What is asked
Filter the listing below, copying every line in which the word "this" appears.

Given data
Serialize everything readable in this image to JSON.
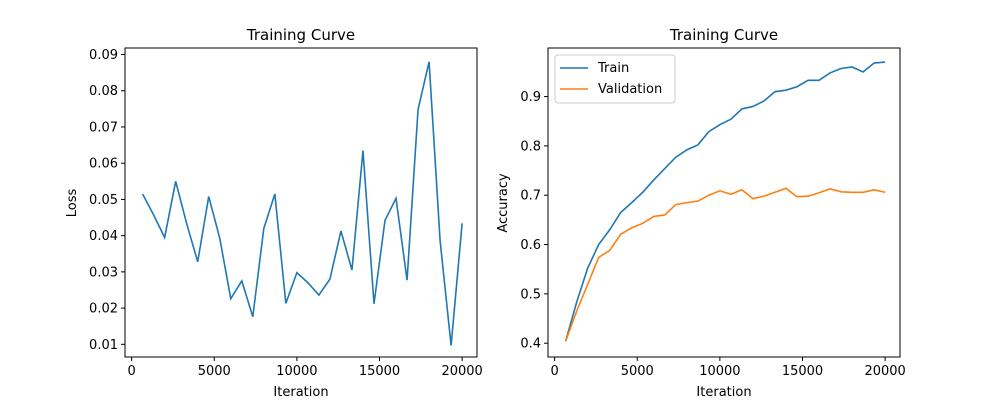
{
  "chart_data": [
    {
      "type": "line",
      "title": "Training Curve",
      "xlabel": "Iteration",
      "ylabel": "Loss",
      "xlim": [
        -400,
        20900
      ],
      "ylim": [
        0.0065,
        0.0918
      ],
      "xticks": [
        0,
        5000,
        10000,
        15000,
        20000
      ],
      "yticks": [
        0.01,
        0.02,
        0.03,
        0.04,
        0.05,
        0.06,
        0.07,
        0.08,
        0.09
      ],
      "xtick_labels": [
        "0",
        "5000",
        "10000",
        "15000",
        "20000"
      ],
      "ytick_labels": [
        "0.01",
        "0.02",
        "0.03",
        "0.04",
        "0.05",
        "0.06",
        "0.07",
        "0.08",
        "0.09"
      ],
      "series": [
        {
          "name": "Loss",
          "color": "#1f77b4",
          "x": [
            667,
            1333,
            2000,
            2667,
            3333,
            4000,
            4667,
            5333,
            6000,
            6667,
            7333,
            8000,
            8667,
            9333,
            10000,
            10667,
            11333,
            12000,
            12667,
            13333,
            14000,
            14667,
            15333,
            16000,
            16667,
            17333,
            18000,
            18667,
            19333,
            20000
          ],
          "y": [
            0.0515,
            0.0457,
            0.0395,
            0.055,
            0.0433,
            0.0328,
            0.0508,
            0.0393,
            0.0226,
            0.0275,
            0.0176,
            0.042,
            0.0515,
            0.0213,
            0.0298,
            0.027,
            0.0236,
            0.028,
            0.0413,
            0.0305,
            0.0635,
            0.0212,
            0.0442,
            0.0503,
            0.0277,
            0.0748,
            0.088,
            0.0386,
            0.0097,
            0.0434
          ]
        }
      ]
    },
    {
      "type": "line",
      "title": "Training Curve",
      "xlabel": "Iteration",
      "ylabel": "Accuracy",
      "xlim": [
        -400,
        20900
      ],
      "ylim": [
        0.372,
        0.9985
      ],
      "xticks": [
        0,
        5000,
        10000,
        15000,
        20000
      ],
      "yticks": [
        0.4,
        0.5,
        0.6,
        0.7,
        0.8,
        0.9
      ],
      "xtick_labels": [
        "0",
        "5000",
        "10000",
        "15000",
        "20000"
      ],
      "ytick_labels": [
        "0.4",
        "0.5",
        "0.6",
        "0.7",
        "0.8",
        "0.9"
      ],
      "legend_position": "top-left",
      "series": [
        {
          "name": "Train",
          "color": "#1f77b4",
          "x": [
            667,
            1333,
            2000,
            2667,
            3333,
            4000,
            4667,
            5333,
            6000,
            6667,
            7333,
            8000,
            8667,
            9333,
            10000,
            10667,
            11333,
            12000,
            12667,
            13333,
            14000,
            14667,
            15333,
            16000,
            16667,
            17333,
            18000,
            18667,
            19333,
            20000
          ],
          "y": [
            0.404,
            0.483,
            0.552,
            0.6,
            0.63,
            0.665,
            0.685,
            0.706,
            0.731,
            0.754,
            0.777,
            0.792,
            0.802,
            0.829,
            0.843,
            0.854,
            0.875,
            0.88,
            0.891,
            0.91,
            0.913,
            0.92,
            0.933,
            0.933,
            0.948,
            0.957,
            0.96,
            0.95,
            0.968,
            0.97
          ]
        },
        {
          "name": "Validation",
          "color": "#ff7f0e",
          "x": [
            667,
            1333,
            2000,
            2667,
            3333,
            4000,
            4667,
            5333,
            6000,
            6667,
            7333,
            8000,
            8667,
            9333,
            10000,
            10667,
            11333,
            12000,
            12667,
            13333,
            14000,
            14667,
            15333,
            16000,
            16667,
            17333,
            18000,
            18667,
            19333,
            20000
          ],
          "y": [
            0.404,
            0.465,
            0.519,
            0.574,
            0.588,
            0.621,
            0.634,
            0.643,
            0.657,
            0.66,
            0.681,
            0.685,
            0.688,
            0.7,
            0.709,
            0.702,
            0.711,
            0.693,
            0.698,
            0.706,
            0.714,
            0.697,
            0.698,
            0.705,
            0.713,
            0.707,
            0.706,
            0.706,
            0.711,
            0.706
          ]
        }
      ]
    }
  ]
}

==

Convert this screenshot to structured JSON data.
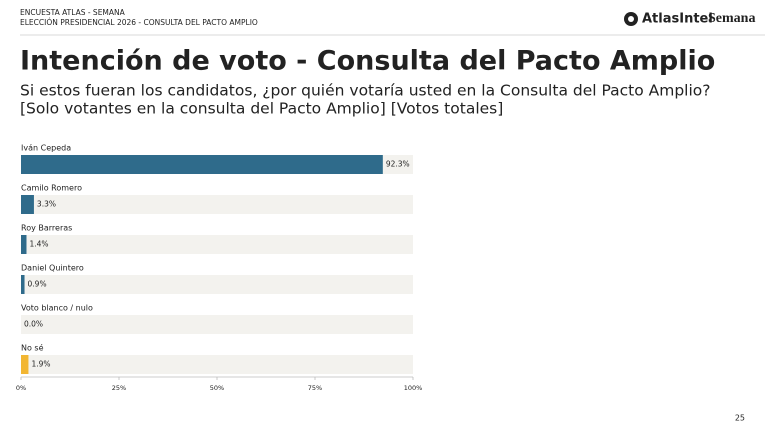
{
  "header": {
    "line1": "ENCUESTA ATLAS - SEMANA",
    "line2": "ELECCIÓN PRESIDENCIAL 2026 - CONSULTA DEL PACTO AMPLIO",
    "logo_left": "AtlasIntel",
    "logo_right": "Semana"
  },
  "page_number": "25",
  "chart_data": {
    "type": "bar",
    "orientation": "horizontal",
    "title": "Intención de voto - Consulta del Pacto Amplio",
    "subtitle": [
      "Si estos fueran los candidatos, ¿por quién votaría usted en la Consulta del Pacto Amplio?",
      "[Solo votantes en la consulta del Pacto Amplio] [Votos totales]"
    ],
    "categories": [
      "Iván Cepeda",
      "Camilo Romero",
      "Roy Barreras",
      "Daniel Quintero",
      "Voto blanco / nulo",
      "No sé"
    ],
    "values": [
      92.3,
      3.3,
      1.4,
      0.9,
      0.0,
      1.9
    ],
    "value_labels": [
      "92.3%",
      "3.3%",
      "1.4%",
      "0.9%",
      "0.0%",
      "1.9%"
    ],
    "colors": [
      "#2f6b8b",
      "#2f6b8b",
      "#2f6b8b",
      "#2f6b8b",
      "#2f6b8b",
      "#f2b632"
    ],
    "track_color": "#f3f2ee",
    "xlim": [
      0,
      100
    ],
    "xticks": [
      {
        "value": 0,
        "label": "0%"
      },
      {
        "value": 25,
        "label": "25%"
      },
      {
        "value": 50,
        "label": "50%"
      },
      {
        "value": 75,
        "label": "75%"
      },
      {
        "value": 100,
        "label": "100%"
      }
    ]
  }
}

Task output
Serialize everything readable in this image to JSON.
Convert this screenshot to structured JSON data.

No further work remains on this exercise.